Stored rows:
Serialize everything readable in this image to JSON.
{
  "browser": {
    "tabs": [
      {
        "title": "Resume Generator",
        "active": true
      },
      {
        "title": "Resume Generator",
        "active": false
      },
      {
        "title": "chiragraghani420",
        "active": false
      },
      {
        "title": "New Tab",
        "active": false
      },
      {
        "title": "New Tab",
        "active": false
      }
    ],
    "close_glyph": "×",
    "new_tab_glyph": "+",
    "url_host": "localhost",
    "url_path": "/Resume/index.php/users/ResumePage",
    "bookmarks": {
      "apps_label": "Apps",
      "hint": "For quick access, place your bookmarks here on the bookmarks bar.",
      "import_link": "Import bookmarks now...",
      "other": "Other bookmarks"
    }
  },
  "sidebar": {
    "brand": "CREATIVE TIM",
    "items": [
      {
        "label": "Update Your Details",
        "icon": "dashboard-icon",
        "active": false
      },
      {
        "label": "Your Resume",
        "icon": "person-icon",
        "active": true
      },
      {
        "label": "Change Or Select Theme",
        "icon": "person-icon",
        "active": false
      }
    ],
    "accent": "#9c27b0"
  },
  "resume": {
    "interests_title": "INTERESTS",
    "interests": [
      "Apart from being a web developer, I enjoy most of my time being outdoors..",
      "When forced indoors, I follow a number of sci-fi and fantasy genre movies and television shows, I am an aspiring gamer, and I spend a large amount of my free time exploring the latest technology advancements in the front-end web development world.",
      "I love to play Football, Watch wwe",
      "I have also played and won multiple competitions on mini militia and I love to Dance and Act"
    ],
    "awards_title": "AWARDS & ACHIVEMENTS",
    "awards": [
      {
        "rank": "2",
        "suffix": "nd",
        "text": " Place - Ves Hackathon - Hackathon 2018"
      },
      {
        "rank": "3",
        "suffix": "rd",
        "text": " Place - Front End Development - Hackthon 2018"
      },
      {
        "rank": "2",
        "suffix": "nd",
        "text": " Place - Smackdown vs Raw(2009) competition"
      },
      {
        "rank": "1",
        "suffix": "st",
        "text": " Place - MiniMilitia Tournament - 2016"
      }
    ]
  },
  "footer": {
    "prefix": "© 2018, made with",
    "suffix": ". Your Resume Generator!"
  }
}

Task description: Show the data once more, exactly as it was written.

Full output:
Serialize everything readable in this image to JSON.
{
  "browser": {
    "tabs": [
      {
        "title": "Resume Generator",
        "active": true
      },
      {
        "title": "Resume Generator",
        "active": false
      },
      {
        "title": "chiragraghani420",
        "active": false
      },
      {
        "title": "New Tab",
        "active": false
      },
      {
        "title": "New Tab",
        "active": false
      }
    ],
    "close_glyph": "×",
    "new_tab_glyph": "+",
    "url_host": "localhost",
    "url_path": "/Resume/index.php/users/ResumePage",
    "bookmarks": {
      "apps_label": "Apps",
      "hint": "For quick access, place your bookmarks here on the bookmarks bar.",
      "import_link": "Import bookmarks now...",
      "other": "Other bookmarks"
    }
  },
  "sidebar": {
    "brand": "CREATIVE TIM",
    "items": [
      {
        "label": "Update Your Details",
        "icon": "dashboard-icon",
        "active": false
      },
      {
        "label": "Your Resume",
        "icon": "person-icon",
        "active": true
      },
      {
        "label": "Change Or Select Theme",
        "icon": "person-icon",
        "active": false
      }
    ],
    "accent": "#9c27b0"
  },
  "resume": {
    "interests_title": "INTERESTS",
    "interests": [
      "Apart from being a web developer, I enjoy most of my time being outdoors..",
      "When forced indoors, I follow a number of sci-fi and fantasy genre movies and television shows, I am an aspiring gamer, and I spend a large amount of my free time exploring the latest technology advancements in the front-end web development world.",
      "I love to play Football, Watch wwe",
      "I have also played and won multiple competitions on mini militia and I love to Dance and Act"
    ],
    "awards_title": "AWARDS & ACHIVEMENTS",
    "awards": [
      {
        "rank": "2",
        "suffix": "nd",
        "text": " Place - Ves Hackathon - Hackathon 2018"
      },
      {
        "rank": "3",
        "suffix": "rd",
        "text": " Place - Front End Development - Hackthon 2018"
      },
      {
        "rank": "2",
        "suffix": "nd",
        "text": " Place - Smackdown vs Raw(2009) competition"
      },
      {
        "rank": "1",
        "suffix": "st",
        "text": " Place - MiniMilitia Tournament - 2016"
      }
    ]
  },
  "footer": {
    "prefix": "© 2018, made with",
    "suffix": ". Your Resume Generator!"
  }
}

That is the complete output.